§ Structured figure records
* * * * * * *
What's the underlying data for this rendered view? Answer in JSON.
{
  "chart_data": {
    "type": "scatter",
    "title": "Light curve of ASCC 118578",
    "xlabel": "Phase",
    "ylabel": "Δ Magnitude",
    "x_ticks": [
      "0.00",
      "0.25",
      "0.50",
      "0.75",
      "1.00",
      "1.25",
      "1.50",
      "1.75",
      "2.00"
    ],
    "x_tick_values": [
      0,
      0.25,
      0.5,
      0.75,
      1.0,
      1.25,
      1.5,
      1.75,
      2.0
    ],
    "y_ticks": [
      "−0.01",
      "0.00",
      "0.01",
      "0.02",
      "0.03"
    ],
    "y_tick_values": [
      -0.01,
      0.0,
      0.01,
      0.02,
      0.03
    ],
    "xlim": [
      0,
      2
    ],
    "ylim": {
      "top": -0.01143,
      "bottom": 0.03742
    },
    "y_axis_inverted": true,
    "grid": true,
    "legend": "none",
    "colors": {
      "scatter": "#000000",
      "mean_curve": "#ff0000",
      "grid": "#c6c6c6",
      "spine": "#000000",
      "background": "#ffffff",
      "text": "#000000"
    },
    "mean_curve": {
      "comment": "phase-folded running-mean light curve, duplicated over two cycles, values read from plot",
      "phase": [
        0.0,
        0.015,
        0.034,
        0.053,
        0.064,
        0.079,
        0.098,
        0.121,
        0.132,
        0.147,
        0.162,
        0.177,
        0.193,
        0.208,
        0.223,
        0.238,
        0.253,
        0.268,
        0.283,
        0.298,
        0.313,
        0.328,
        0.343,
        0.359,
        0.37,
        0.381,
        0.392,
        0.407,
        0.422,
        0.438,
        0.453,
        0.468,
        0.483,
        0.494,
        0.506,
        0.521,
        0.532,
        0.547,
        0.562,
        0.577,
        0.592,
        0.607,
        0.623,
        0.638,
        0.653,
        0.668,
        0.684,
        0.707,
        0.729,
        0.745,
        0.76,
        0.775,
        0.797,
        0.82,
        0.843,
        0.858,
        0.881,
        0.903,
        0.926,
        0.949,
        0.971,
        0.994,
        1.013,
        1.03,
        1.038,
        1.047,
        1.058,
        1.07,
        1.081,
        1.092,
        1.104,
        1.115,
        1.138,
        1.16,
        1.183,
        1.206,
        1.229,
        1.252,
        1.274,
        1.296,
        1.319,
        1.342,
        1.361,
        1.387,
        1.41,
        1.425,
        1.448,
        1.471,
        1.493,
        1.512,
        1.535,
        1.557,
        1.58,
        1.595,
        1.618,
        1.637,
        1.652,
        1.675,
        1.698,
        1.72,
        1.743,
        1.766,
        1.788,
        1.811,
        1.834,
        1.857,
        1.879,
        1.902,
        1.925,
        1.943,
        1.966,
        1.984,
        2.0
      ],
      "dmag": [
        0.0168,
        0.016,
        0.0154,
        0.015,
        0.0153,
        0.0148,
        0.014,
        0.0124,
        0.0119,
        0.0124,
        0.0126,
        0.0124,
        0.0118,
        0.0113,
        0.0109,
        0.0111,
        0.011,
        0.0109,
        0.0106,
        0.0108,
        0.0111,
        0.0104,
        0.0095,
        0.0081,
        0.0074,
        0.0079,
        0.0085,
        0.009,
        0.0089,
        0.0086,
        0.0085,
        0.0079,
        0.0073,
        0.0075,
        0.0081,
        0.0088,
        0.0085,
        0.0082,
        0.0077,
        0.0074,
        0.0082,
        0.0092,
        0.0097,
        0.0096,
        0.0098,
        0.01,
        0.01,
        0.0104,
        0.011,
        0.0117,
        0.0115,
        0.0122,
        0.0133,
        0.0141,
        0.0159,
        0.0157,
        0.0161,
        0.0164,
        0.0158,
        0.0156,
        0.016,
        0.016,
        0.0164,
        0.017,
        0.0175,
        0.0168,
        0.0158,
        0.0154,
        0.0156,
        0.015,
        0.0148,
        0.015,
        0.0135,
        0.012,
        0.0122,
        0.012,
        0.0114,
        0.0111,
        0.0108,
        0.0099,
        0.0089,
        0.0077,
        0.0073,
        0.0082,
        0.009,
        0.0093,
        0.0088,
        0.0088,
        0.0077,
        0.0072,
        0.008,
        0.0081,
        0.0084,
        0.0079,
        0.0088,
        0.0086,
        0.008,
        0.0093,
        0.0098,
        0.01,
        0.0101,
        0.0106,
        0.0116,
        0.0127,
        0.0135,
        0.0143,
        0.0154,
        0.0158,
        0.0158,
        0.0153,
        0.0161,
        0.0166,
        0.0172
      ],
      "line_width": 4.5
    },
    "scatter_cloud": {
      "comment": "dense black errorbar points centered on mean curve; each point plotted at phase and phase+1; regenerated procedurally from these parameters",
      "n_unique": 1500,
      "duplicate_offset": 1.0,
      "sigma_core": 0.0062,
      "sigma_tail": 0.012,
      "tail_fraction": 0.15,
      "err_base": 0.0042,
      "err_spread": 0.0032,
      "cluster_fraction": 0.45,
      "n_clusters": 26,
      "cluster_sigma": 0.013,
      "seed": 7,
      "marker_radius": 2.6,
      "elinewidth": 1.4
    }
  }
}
* * * * * * *
§ WORK INSTRUCTIONS
Quote each line of the data above exactly as written.

§ TASK ANSWER
What's the underlying data for this rendered view? Answer in JSON.
{
  "chart_data": {
    "type": "scatter",
    "title": "Light curve of ASCC 118578",
    "xlabel": "Phase",
    "ylabel": "Δ Magnitude",
    "x_ticks": [
      "0.00",
      "0.25",
      "0.50",
      "0.75",
      "1.00",
      "1.25",
      "1.50",
      "1.75",
      "2.00"
    ],
    "x_tick_values": [
      0,
      0.25,
      0.5,
      0.75,
      1.0,
      1.25,
      1.5,
      1.75,
      2.0
    ],
    "y_ticks": [
      "−0.01",
      "0.00",
      "0.01",
      "0.02",
      "0.03"
    ],
    "y_tick_values": [
      -0.01,
      0.0,
      0.01,
      0.02,
      0.03
    ],
    "xlim": [
      0,
      2
    ],
    "ylim": {
      "top": -0.01143,
      "bottom": 0.03742
    },
    "y_axis_inverted": true,
    "grid": true,
    "legend": "none",
    "colors": {
      "scatter": "#000000",
      "mean_curve": "#ff0000",
      "grid": "#c6c6c6",
      "spine": "#000000",
      "background": "#ffffff",
      "text": "#000000"
    },
    "mean_curve": {
      "comment": "phase-folded running-mean light curve, duplicated over two cycles, values read from plot",
      "phase": [
        0.0,
        0.015,
        0.034,
        0.053,
        0.064,
        0.079,
        0.098,
        0.121,
        0.132,
        0.147,
        0.162,
        0.177,
        0.193,
        0.208,
        0.223,
        0.238,
        0.253,
        0.268,
        0.283,
        0.298,
        0.313,
        0.328,
        0.343,
        0.359,
        0.37,
        0.381,
        0.392,
        0.407,
        0.422,
        0.438,
        0.453,
        0.468,
        0.483,
        0.494,
        0.506,
        0.521,
        0.532,
        0.547,
        0.562,
        0.577,
        0.592,
        0.607,
        0.623,
        0.638,
        0.653,
        0.668,
        0.684,
        0.707,
        0.729,
        0.745,
        0.76,
        0.775,
        0.797,
        0.82,
        0.843,
        0.858,
        0.881,
        0.903,
        0.926,
        0.949,
        0.971,
        0.994,
        1.013,
        1.03,
        1.038,
        1.047,
        1.058,
        1.07,
        1.081,
        1.092,
        1.104,
        1.115,
        1.138,
        1.16,
        1.183,
        1.206,
        1.229,
        1.252,
        1.274,
        1.296,
        1.319,
        1.342,
        1.361,
        1.387,
        1.41,
        1.425,
        1.448,
        1.471,
        1.493,
        1.512,
        1.535,
        1.557,
        1.58,
        1.595,
        1.618,
        1.637,
        1.652,
        1.675,
        1.698,
        1.72,
        1.743,
        1.766,
        1.788,
        1.811,
        1.834,
        1.857,
        1.879,
        1.902,
        1.925,
        1.943,
        1.966,
        1.984,
        2.0
      ],
      "dmag": [
        0.0168,
        0.016,
        0.0154,
        0.015,
        0.0153,
        0.0148,
        0.014,
        0.0124,
        0.0119,
        0.0124,
        0.0126,
        0.0124,
        0.0118,
        0.0113,
        0.0109,
        0.0111,
        0.011,
        0.0109,
        0.0106,
        0.0108,
        0.0111,
        0.0104,
        0.0095,
        0.0081,
        0.0074,
        0.0079,
        0.0085,
        0.009,
        0.0089,
        0.0086,
        0.0085,
        0.0079,
        0.0073,
        0.0075,
        0.0081,
        0.0088,
        0.0085,
        0.0082,
        0.0077,
        0.0074,
        0.0082,
        0.0092,
        0.0097,
        0.0096,
        0.0098,
        0.01,
        0.01,
        0.0104,
        0.011,
        0.0117,
        0.0115,
        0.0122,
        0.0133,
        0.0141,
        0.0159,
        0.0157,
        0.0161,
        0.0164,
        0.0158,
        0.0156,
        0.016,
        0.016,
        0.0164,
        0.017,
        0.0175,
        0.0168,
        0.0158,
        0.0154,
        0.0156,
        0.015,
        0.0148,
        0.015,
        0.0135,
        0.012,
        0.0122,
        0.012,
        0.0114,
        0.0111,
        0.0108,
        0.0099,
        0.0089,
        0.0077,
        0.0073,
        0.0082,
        0.009,
        0.0093,
        0.0088,
        0.0088,
        0.0077,
        0.0072,
        0.008,
        0.0081,
        0.0084,
        0.0079,
        0.0088,
        0.0086,
        0.008,
        0.0093,
        0.0098,
        0.01,
        0.0101,
        0.0106,
        0.0116,
        0.0127,
        0.0135,
        0.0143,
        0.0154,
        0.0158,
        0.0158,
        0.0153,
        0.0161,
        0.0166,
        0.0172
      ],
      "line_width": 4.5
    },
    "scatter_cloud": {
      "comment": "dense black errorbar points centered on mean curve; each point plotted at phase and phase+1; regenerated procedurally from these parameters",
      "n_unique": 1500,
      "duplicate_offset": 1.0,
      "sigma_core": 0.0062,
      "sigma_tail": 0.012,
      "tail_fraction": 0.15,
      "err_base": 0.0042,
      "err_spread": 0.0032,
      "cluster_fraction": 0.45,
      "n_clusters": 26,
      "cluster_sigma": 0.013,
      "seed": 7,
      "marker_radius": 2.6,
      "elinewidth": 1.4
    }
  }
}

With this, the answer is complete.